Please list all lines of the material below in which the string "Даем" occurs.

[BEGIN Input data]

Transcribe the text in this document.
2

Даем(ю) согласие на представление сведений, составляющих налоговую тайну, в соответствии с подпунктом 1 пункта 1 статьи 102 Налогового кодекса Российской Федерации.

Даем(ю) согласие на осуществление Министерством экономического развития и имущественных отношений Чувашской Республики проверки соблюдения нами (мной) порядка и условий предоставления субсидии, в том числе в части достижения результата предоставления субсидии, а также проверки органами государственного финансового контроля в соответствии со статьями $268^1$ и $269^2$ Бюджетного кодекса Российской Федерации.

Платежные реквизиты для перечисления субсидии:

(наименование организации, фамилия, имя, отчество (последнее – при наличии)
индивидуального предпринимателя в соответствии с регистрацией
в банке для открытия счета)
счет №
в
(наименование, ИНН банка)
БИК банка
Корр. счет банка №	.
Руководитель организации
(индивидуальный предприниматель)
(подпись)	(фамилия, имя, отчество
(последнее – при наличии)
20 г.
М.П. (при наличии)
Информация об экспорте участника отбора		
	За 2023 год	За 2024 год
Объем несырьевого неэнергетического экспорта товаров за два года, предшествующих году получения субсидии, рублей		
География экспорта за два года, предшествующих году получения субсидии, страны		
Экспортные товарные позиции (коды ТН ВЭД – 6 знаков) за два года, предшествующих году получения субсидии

[END Input data]

Exercise result >>
Даем(ю) согласие на представление сведений, составляющих налоговую тайну, в соответствии с подпунктом 1 пункта 1 статьи 102 Налогового кодекса Российской Федерации.
Даем(ю) согласие на осуществление Министерством экономического развития и имущественных отношений Чувашской Республики проверки соблюдения нами (мной) порядка и условий предоставления субсидии, в том числе в части достижения результата предоставления субсидии, а также проверки органами государственного финансового контроля в соответствии со статьями $268^1$ и $269^2$ Бюджетного кодекса Российской Федерации.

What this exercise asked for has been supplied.